[Start]

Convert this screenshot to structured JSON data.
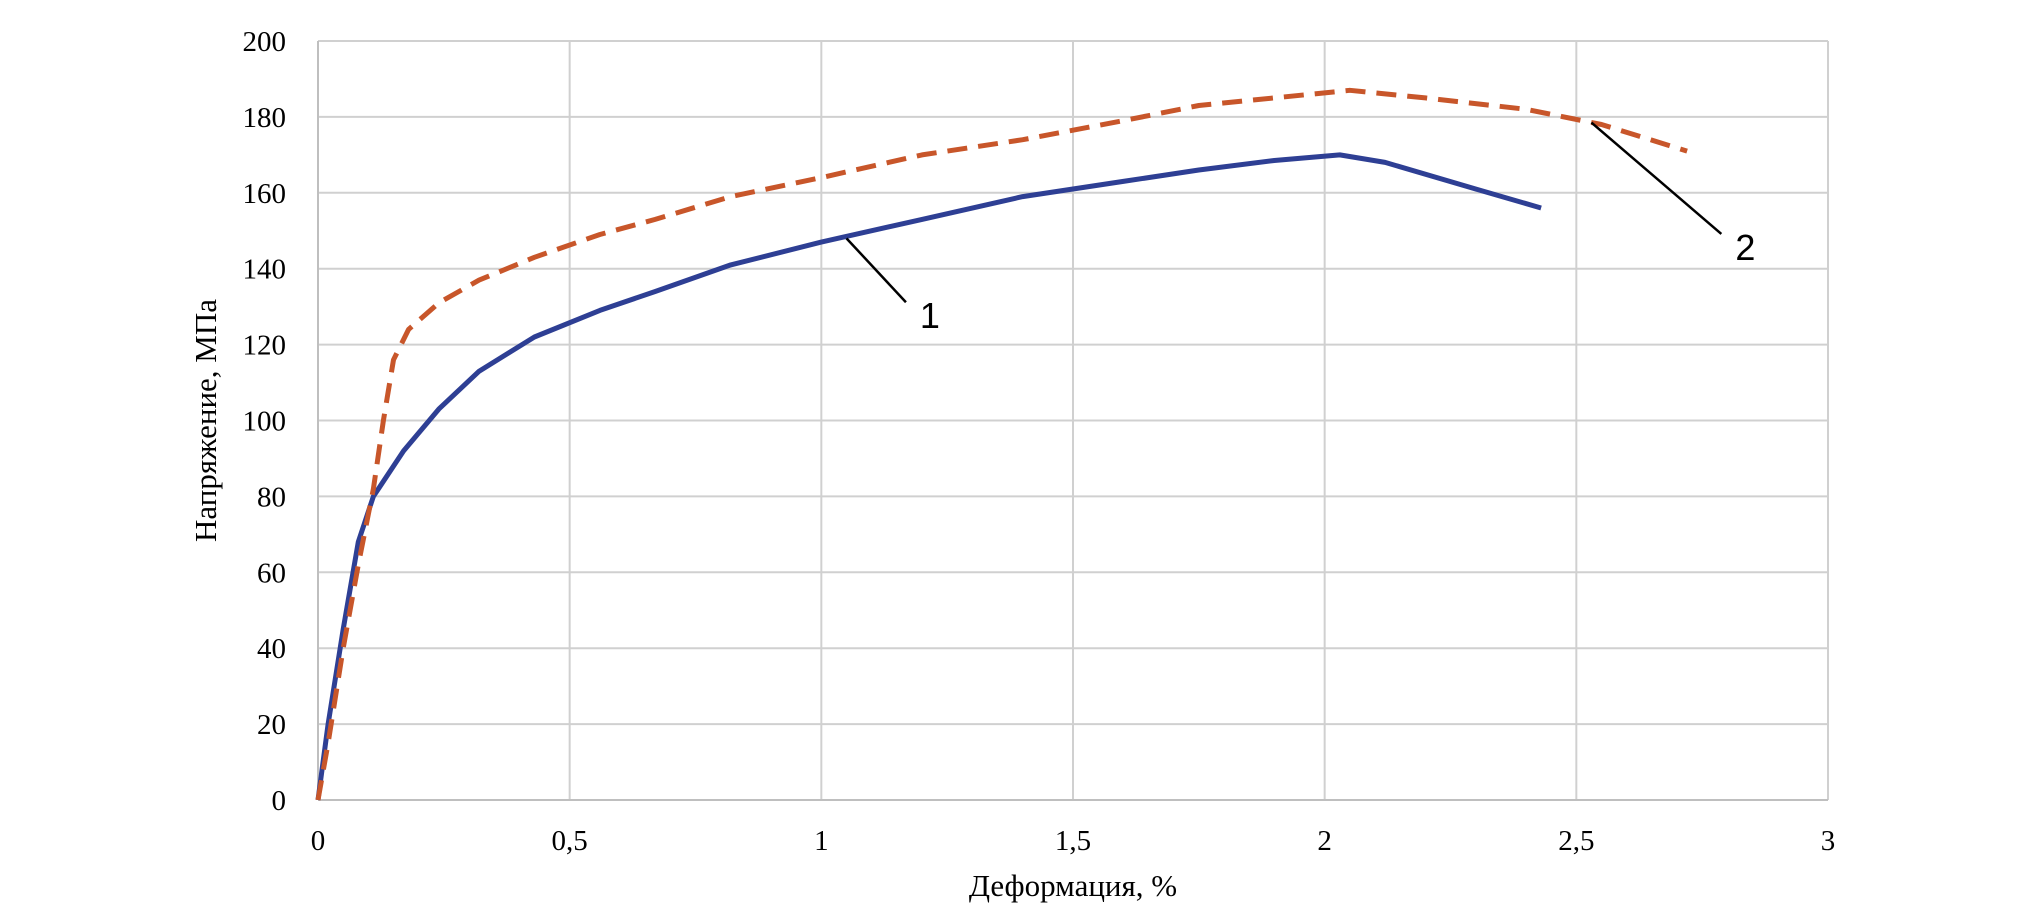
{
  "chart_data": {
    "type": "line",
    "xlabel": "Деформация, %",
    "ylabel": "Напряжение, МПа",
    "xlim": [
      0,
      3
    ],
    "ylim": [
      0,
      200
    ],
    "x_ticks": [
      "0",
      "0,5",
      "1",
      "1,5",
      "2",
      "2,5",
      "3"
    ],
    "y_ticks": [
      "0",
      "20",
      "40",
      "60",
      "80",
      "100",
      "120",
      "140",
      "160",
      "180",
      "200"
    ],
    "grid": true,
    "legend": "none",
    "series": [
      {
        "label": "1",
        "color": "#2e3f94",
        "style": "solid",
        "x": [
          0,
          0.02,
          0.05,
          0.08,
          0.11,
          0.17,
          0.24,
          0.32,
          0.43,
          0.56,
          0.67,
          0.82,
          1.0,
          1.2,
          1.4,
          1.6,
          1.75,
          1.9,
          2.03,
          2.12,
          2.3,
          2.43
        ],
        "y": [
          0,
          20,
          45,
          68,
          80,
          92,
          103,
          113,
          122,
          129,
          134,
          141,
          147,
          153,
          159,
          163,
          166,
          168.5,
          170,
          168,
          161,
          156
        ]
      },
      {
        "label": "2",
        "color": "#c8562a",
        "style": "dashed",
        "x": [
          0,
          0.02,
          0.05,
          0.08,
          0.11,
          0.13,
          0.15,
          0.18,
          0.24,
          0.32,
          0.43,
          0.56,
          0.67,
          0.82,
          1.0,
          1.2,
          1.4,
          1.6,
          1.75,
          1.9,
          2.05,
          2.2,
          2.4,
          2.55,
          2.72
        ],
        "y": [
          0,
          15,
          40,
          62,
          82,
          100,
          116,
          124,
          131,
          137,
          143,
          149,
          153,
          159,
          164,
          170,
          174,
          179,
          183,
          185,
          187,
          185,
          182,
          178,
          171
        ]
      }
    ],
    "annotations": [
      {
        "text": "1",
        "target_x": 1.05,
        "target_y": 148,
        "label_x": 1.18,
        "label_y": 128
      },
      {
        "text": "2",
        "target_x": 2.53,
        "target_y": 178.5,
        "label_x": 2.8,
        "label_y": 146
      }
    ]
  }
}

[End]
[Start]

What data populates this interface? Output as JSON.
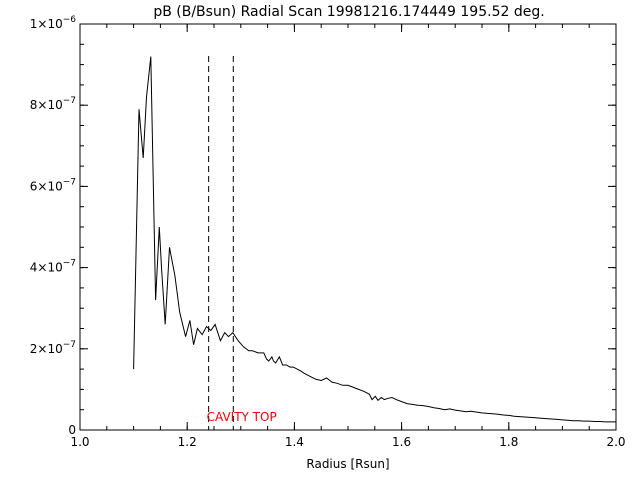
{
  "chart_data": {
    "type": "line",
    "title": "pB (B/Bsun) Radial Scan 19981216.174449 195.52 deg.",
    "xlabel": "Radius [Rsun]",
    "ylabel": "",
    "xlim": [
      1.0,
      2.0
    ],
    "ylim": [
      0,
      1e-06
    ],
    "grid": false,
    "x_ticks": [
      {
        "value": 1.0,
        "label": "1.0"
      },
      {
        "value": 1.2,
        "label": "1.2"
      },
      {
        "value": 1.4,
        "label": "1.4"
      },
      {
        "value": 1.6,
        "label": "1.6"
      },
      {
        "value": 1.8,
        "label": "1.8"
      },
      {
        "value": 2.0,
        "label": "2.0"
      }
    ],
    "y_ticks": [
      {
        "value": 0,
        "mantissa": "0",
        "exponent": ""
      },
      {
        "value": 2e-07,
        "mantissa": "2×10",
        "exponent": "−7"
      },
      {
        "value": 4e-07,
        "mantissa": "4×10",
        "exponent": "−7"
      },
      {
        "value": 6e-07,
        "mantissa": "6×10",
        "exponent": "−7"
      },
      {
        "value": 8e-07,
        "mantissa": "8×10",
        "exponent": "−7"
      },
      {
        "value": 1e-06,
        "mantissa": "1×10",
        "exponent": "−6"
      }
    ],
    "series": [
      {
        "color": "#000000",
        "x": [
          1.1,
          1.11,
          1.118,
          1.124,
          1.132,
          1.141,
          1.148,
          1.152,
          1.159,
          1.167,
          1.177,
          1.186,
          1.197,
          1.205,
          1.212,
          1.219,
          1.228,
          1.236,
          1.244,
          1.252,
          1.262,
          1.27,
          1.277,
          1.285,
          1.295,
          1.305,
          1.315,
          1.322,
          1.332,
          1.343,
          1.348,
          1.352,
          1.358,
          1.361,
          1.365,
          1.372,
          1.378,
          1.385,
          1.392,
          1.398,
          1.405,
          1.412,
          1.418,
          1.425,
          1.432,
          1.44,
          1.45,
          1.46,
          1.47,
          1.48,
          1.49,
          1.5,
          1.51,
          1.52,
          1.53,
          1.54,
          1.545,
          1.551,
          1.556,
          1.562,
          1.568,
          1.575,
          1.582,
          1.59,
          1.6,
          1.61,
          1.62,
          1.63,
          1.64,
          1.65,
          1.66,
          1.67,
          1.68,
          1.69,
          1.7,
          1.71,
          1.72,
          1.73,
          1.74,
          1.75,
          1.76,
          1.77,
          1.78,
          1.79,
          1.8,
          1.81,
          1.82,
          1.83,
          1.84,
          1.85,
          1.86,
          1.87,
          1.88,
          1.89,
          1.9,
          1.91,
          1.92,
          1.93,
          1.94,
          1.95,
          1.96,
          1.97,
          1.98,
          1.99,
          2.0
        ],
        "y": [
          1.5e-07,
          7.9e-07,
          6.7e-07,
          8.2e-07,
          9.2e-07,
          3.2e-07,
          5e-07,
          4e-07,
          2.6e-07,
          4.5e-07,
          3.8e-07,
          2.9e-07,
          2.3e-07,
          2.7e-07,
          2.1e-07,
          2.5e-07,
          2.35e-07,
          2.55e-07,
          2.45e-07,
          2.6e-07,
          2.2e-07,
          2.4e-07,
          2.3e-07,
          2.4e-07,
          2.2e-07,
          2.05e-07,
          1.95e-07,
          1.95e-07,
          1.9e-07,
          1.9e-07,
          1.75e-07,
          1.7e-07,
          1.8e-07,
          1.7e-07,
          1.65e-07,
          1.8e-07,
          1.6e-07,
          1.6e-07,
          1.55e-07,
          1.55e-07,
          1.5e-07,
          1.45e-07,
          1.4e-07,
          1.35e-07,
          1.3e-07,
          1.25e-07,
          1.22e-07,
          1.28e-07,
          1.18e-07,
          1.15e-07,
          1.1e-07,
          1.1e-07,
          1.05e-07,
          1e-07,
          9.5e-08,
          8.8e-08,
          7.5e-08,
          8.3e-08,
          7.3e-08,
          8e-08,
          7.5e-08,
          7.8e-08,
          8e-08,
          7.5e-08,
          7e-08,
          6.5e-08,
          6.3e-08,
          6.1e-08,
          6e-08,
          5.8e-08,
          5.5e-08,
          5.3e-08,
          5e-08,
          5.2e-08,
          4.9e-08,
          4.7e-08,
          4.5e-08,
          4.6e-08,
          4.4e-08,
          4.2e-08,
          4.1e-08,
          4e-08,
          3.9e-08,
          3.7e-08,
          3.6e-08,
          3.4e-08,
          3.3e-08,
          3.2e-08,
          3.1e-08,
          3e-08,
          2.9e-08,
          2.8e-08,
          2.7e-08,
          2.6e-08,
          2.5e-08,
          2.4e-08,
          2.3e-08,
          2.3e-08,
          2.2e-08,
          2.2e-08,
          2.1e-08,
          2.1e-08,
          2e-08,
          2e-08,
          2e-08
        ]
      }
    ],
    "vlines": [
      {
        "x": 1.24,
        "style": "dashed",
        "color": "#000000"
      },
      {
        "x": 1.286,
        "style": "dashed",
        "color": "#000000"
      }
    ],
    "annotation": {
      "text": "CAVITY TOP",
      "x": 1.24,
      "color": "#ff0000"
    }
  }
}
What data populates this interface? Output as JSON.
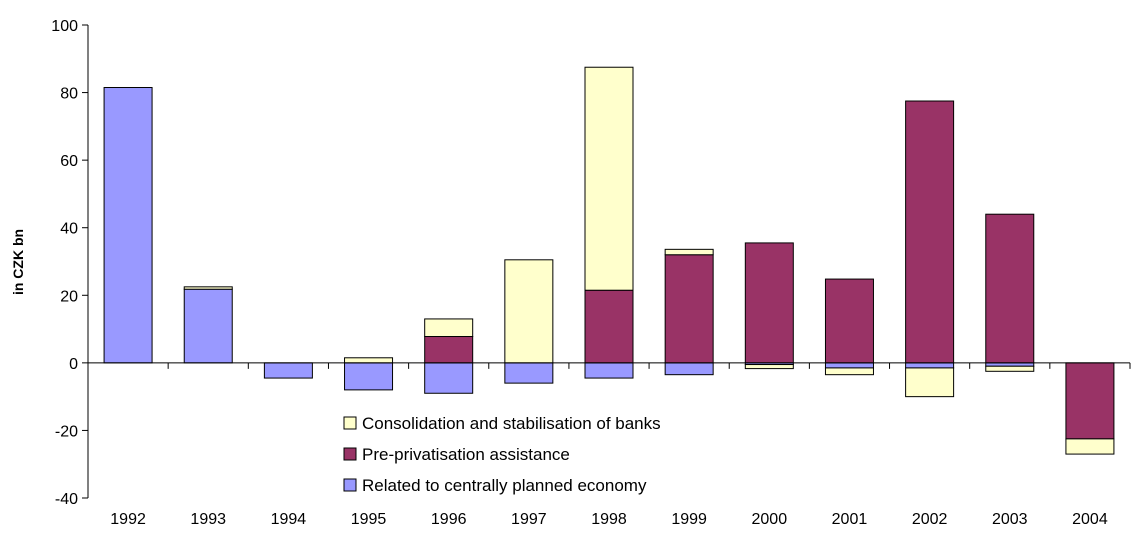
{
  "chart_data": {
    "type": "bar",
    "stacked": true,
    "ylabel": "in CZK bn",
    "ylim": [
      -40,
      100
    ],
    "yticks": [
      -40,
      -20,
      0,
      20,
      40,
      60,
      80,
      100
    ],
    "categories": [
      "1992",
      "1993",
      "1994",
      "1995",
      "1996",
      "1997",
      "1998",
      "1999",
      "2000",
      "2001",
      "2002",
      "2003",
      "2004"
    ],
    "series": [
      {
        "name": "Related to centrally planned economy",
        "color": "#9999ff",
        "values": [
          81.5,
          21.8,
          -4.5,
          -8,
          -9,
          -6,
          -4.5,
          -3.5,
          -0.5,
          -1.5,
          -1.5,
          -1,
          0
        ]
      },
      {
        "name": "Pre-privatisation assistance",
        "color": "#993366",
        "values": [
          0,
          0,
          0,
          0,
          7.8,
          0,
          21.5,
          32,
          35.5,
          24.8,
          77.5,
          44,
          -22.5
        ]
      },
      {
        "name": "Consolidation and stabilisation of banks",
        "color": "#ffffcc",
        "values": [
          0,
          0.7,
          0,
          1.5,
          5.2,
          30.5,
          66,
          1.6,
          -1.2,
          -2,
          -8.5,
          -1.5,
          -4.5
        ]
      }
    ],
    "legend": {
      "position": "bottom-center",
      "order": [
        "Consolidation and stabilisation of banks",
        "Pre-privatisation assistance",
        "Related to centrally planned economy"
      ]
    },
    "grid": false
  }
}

[End]
[Start]

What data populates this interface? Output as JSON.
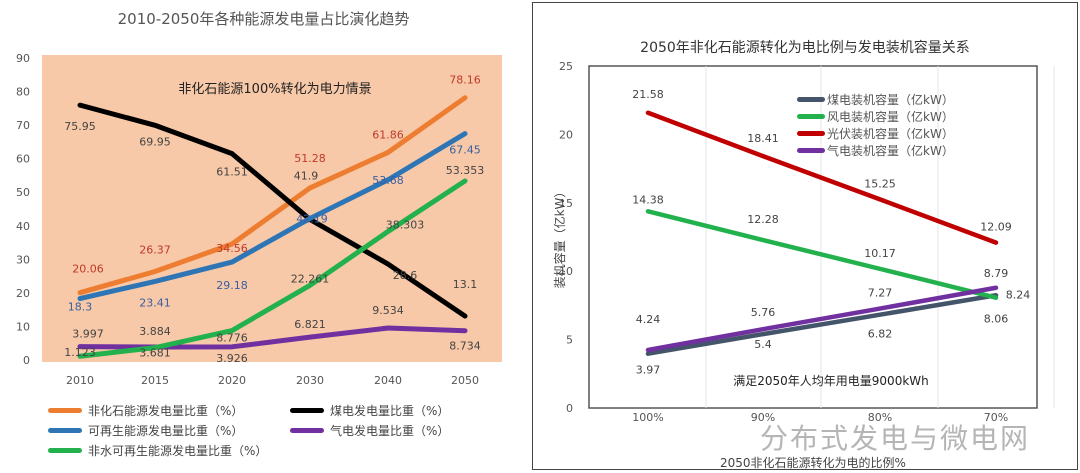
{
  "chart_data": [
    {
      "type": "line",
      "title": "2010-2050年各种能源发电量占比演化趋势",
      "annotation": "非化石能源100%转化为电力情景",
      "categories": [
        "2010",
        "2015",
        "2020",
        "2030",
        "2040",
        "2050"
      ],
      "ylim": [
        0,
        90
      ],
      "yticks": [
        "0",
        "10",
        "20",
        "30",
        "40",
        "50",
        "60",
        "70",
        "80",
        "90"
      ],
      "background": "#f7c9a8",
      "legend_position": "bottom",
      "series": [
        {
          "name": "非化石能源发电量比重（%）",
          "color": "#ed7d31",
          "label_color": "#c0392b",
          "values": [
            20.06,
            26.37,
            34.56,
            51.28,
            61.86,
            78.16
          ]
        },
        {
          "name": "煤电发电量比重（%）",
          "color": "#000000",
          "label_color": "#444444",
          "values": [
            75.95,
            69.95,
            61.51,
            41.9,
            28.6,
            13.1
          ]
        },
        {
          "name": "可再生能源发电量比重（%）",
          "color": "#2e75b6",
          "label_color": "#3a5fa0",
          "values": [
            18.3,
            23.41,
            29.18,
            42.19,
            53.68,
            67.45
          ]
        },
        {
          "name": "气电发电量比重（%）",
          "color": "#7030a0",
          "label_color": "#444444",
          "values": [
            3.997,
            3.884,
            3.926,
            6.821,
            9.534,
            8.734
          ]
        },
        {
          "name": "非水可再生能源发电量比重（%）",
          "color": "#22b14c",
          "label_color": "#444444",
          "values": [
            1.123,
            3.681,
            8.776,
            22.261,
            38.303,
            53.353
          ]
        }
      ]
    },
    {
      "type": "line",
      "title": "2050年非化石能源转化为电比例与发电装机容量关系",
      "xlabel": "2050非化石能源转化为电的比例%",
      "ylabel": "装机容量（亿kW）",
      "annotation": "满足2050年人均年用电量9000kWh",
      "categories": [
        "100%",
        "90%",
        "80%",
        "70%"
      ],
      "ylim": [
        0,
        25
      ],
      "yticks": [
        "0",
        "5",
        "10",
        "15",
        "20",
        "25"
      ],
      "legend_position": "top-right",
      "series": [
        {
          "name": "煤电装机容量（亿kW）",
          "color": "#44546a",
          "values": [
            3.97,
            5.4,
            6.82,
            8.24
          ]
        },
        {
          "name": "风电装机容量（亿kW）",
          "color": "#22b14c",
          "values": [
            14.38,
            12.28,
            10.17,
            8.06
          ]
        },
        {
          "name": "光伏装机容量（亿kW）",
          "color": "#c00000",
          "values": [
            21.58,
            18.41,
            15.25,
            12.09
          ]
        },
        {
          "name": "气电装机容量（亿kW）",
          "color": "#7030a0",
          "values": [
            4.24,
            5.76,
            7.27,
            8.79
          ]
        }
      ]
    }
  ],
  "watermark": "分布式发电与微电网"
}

[End]

- Set problem:
Return all lines of the material above in which the word "centrally" occurs.

- Answer to the problem:
        "name": "Related to centrally planned economy",
        "Related to centrally planned economy"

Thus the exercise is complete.